● **Exercise task**
Work out the number of lines in the records that include the word "Sofás"; reply with that number alone.

● **Data records**
┌──
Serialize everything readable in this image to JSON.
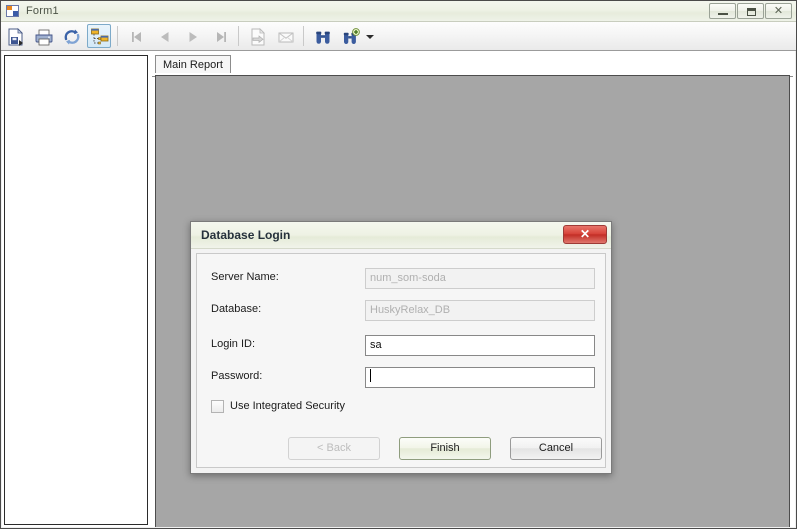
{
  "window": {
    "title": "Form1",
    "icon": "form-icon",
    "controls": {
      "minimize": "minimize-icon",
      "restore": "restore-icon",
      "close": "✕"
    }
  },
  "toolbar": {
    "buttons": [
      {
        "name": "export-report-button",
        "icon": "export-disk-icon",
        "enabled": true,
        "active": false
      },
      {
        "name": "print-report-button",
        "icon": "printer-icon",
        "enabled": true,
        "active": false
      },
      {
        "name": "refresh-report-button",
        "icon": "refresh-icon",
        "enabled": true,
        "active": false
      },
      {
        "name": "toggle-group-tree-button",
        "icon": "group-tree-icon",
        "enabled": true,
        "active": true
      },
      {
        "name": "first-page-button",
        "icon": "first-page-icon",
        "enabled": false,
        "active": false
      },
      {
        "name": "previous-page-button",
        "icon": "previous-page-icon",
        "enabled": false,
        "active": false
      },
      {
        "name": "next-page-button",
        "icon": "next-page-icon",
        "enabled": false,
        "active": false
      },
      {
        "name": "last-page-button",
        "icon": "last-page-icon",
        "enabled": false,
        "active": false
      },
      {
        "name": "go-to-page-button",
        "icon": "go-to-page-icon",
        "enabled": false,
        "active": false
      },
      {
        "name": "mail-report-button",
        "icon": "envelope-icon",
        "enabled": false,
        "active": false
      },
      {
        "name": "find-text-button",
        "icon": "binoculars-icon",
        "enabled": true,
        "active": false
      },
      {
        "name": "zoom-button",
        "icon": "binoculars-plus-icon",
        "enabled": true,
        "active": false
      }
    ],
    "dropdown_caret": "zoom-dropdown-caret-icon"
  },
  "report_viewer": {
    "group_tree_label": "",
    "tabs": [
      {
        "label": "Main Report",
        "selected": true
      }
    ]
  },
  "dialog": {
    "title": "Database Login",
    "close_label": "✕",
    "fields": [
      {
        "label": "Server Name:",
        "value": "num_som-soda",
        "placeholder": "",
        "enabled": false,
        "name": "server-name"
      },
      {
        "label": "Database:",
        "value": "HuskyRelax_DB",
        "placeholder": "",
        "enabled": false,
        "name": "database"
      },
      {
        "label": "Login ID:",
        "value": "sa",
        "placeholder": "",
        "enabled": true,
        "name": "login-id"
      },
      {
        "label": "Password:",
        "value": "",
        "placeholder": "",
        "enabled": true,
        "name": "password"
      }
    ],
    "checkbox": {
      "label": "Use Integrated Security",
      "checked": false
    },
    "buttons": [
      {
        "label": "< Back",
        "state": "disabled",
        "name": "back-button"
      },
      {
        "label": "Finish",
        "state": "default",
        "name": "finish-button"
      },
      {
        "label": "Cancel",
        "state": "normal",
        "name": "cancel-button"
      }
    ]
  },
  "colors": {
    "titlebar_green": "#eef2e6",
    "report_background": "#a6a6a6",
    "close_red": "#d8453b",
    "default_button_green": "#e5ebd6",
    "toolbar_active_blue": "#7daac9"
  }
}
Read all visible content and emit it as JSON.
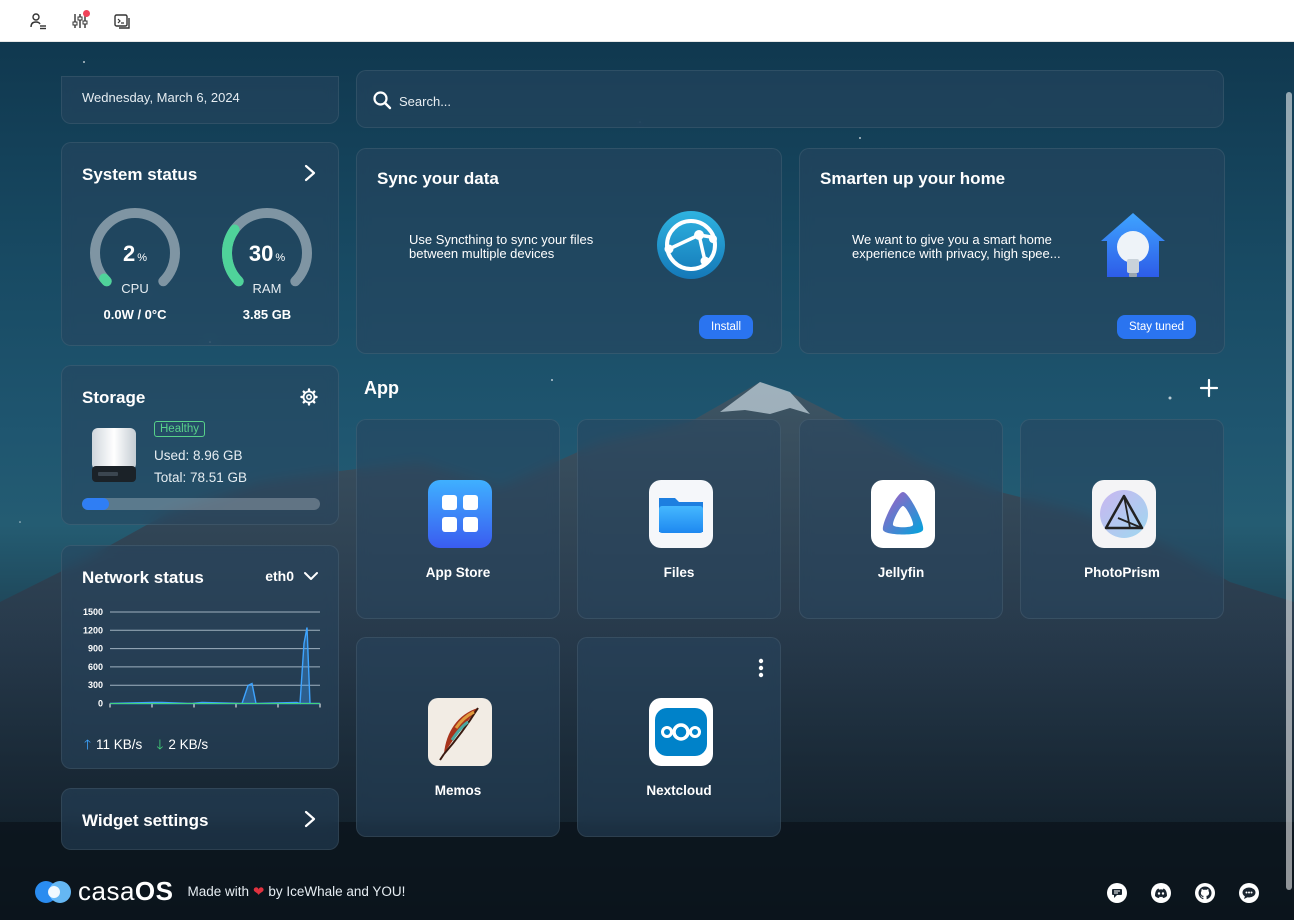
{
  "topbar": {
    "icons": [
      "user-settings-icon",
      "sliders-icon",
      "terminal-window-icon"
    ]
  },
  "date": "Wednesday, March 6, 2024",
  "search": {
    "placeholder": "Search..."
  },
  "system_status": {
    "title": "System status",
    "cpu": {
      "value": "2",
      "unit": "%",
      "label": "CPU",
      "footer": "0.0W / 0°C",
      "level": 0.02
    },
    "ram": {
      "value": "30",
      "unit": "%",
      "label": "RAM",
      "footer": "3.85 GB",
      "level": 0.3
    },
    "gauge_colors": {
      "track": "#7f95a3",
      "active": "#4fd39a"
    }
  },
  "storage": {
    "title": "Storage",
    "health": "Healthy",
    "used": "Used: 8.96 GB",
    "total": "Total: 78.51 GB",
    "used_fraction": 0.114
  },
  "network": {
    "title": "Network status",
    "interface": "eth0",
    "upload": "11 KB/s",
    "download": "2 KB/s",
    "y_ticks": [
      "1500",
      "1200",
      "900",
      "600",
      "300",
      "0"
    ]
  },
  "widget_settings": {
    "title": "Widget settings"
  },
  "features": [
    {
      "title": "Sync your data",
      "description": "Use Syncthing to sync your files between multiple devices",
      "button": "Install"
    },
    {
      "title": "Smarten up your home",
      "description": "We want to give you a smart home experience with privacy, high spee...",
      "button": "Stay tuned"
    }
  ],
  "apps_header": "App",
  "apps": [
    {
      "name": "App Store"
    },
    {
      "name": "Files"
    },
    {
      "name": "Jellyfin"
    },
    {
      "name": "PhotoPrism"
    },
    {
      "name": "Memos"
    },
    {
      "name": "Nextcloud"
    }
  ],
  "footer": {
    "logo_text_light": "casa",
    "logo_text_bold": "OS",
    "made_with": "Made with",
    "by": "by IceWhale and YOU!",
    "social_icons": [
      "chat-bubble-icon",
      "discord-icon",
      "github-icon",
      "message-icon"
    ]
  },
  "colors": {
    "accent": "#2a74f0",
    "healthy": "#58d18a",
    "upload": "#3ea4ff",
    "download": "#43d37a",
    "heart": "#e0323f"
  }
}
└──
┌──
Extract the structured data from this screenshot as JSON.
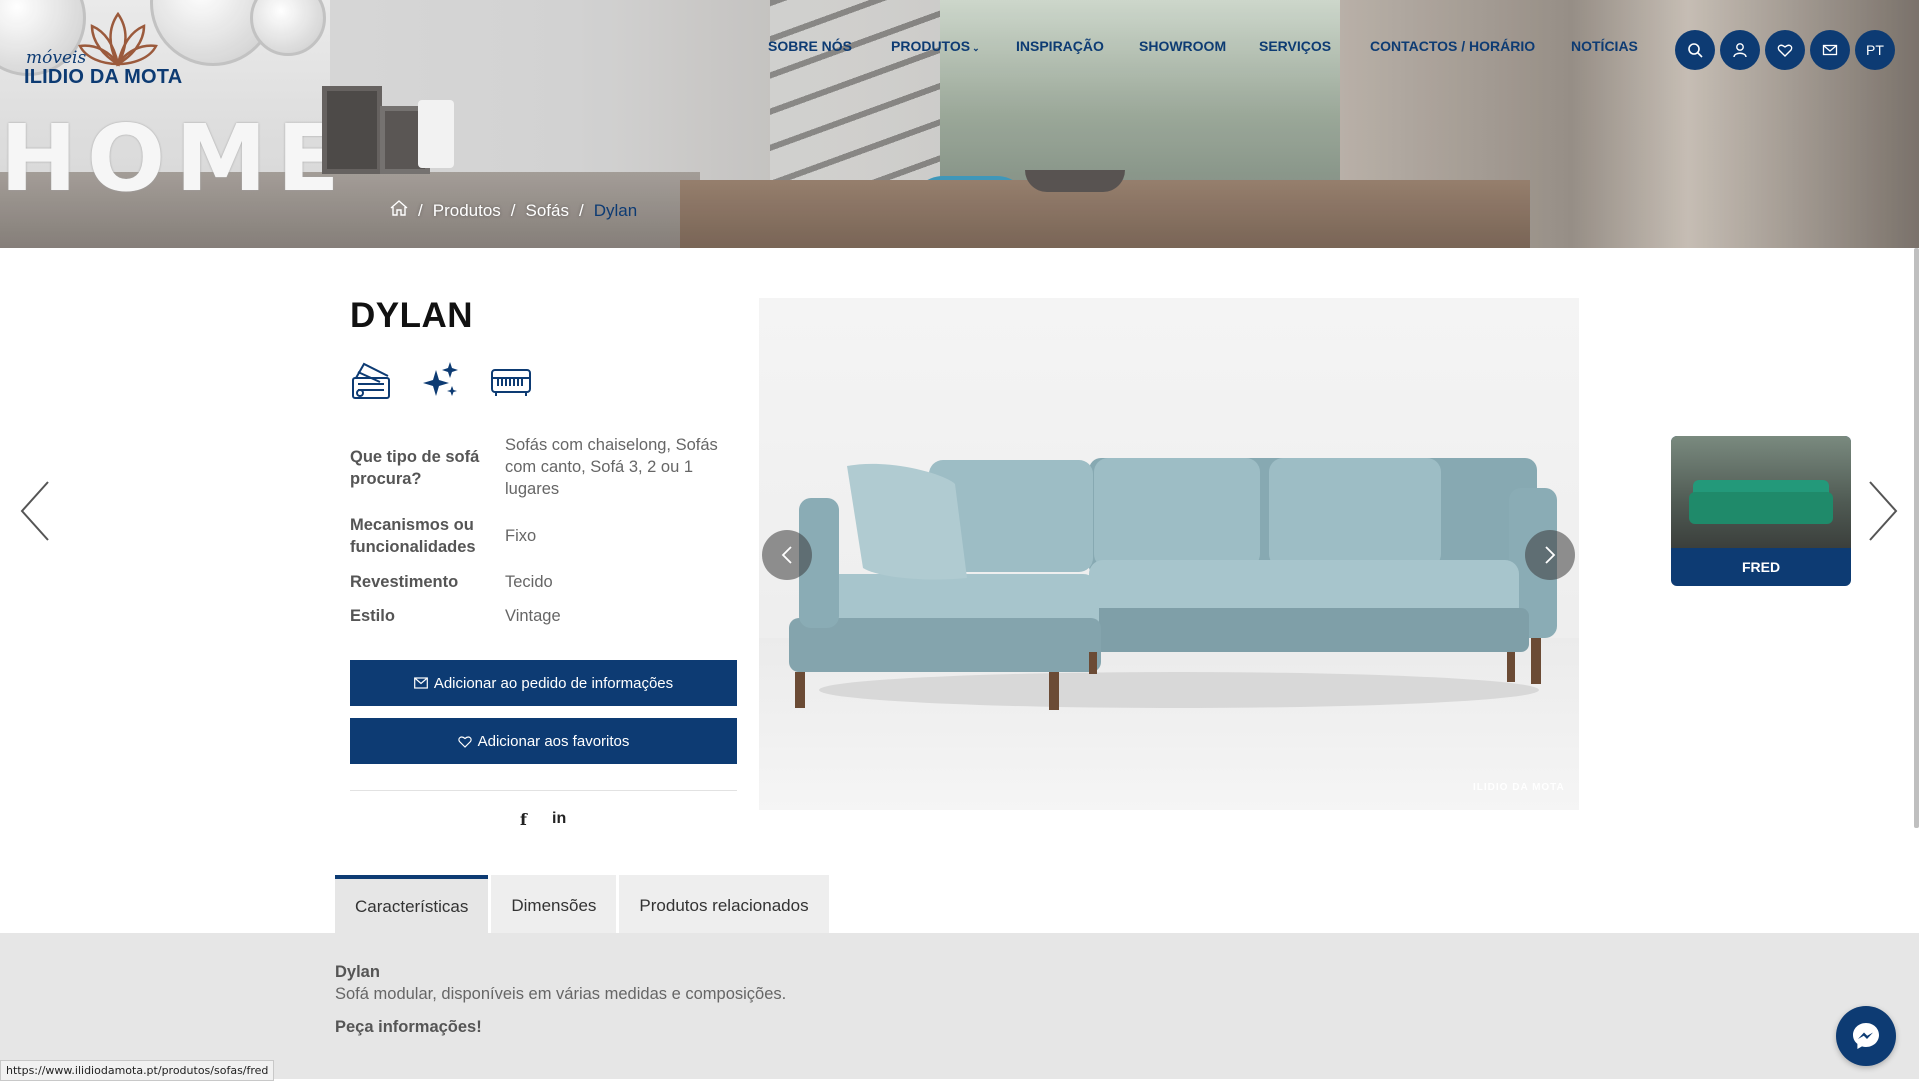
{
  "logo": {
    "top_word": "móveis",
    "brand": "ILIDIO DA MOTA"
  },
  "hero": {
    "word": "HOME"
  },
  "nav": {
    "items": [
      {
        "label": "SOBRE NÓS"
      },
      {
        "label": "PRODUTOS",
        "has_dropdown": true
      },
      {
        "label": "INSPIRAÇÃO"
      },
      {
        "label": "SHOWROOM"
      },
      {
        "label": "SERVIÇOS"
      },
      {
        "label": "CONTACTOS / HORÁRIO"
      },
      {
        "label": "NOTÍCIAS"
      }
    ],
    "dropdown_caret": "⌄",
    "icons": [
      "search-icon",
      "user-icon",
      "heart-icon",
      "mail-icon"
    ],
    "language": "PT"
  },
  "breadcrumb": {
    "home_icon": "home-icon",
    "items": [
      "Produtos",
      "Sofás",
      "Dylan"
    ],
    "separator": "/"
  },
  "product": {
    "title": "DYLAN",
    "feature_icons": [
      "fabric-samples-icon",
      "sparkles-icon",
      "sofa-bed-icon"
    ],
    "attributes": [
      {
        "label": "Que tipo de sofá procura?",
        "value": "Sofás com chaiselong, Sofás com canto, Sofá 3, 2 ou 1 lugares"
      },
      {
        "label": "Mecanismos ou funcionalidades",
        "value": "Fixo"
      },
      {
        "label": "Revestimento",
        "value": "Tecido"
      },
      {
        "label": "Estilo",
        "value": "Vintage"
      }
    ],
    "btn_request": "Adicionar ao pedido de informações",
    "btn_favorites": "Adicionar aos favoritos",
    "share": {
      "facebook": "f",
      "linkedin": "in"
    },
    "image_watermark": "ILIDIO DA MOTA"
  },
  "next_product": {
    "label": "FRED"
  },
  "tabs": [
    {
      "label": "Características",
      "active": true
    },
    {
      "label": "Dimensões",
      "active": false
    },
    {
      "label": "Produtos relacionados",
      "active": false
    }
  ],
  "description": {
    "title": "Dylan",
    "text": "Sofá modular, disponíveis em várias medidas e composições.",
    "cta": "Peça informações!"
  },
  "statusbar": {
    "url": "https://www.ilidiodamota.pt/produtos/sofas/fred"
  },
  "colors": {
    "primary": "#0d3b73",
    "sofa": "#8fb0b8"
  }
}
└──
┌──
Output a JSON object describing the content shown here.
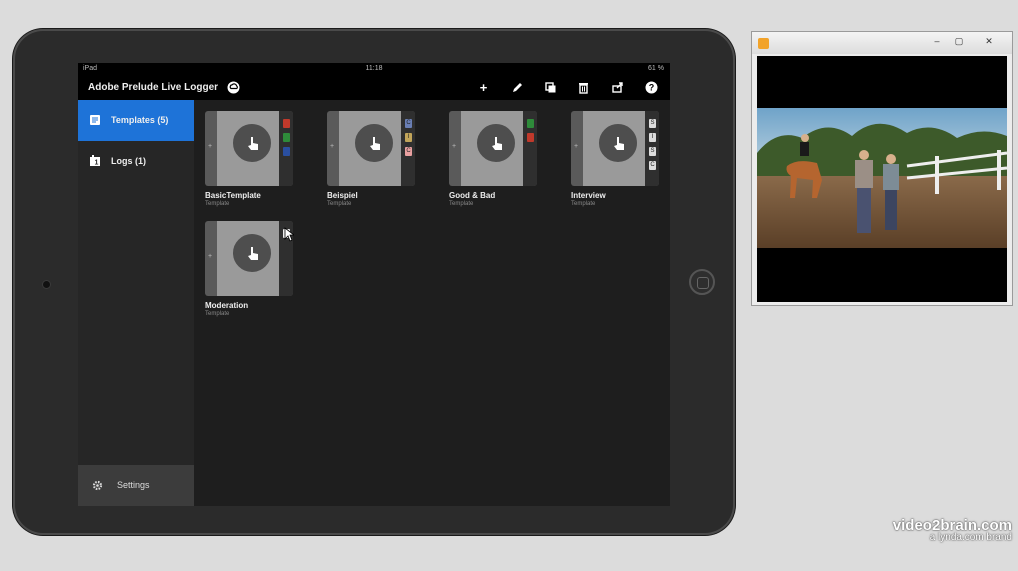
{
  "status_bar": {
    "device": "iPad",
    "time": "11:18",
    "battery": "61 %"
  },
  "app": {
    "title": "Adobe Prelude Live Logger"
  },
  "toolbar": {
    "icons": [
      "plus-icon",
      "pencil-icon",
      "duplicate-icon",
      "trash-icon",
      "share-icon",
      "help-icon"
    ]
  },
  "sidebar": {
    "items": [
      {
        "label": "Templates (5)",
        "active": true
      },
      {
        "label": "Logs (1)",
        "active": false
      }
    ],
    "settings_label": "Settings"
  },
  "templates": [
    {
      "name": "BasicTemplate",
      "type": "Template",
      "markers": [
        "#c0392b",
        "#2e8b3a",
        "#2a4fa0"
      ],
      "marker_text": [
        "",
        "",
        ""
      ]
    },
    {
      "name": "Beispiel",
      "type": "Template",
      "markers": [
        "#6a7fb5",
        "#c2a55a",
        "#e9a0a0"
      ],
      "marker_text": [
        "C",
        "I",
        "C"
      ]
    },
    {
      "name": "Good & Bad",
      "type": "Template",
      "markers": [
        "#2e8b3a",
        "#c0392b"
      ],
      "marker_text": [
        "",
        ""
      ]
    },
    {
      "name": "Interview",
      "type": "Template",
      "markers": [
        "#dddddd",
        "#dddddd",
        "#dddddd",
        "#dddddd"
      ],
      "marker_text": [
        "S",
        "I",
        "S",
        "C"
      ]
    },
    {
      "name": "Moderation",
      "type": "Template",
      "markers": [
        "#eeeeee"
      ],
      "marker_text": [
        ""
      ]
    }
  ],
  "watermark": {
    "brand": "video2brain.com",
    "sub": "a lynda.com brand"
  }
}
└──
● **Expected output**
2